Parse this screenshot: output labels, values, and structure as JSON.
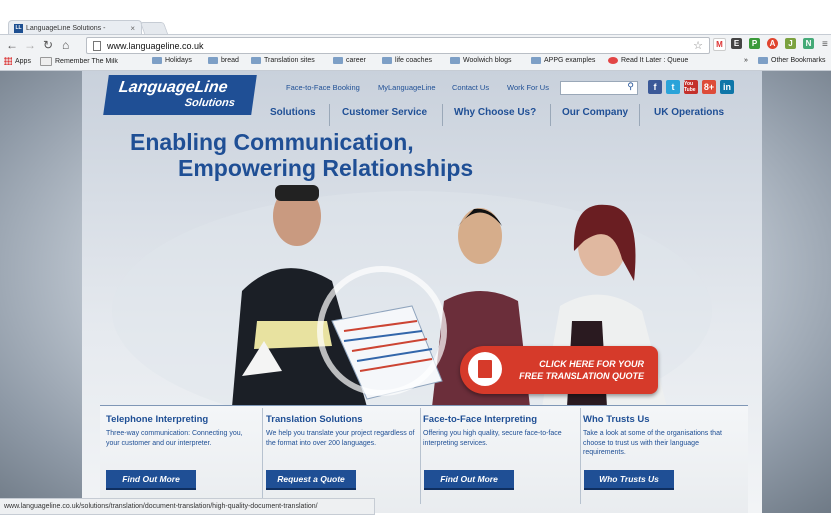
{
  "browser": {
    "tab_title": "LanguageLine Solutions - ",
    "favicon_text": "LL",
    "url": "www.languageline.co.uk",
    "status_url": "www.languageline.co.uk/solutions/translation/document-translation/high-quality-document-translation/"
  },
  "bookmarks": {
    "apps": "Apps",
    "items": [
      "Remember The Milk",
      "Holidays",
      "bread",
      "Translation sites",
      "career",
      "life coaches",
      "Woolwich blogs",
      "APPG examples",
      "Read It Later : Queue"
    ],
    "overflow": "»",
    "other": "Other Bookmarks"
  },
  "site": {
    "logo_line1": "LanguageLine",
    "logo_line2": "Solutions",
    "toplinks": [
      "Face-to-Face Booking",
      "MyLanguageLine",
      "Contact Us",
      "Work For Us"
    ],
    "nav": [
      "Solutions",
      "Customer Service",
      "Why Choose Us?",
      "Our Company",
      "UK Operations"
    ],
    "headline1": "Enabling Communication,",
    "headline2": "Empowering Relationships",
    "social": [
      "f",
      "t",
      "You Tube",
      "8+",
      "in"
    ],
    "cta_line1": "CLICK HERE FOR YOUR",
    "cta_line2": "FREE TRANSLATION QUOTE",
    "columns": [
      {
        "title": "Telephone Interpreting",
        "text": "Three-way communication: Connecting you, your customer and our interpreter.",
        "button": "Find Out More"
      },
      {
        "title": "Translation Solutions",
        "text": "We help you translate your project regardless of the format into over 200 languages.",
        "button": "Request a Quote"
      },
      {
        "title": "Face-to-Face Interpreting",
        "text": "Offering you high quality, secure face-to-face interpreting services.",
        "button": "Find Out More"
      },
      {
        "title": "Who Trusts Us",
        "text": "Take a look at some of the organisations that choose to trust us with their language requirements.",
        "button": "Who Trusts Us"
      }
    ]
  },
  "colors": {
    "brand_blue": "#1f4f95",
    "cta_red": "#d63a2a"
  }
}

* [Exercise]
Transcribe every record above exactly, leaving out the pictures.

* [Finished exercise]
Parse this screenshot: output labels, values, and structure as JSON.
{
  "browser": {
    "tab_title": "LanguageLine Solutions - ",
    "favicon_text": "LL",
    "url": "www.languageline.co.uk",
    "status_url": "www.languageline.co.uk/solutions/translation/document-translation/high-quality-document-translation/"
  },
  "bookmarks": {
    "apps": "Apps",
    "items": [
      "Remember The Milk",
      "Holidays",
      "bread",
      "Translation sites",
      "career",
      "life coaches",
      "Woolwich blogs",
      "APPG examples",
      "Read It Later : Queue"
    ],
    "overflow": "»",
    "other": "Other Bookmarks"
  },
  "site": {
    "logo_line1": "LanguageLine",
    "logo_line2": "Solutions",
    "toplinks": [
      "Face-to-Face Booking",
      "MyLanguageLine",
      "Contact Us",
      "Work For Us"
    ],
    "nav": [
      "Solutions",
      "Customer Service",
      "Why Choose Us?",
      "Our Company",
      "UK Operations"
    ],
    "headline1": "Enabling Communication,",
    "headline2": "Empowering Relationships",
    "social": [
      "f",
      "t",
      "You Tube",
      "8+",
      "in"
    ],
    "cta_line1": "CLICK HERE FOR YOUR",
    "cta_line2": "FREE TRANSLATION QUOTE",
    "columns": [
      {
        "title": "Telephone Interpreting",
        "text": "Three-way communication: Connecting you, your customer and our interpreter.",
        "button": "Find Out More"
      },
      {
        "title": "Translation Solutions",
        "text": "We help you translate your project regardless of the format into over 200 languages.",
        "button": "Request a Quote"
      },
      {
        "title": "Face-to-Face Interpreting",
        "text": "Offering you high quality, secure face-to-face interpreting services.",
        "button": "Find Out More"
      },
      {
        "title": "Who Trusts Us",
        "text": "Take a look at some of the organisations that choose to trust us with their language requirements.",
        "button": "Who Trusts Us"
      }
    ]
  },
  "colors": {
    "brand_blue": "#1f4f95",
    "cta_red": "#d63a2a"
  }
}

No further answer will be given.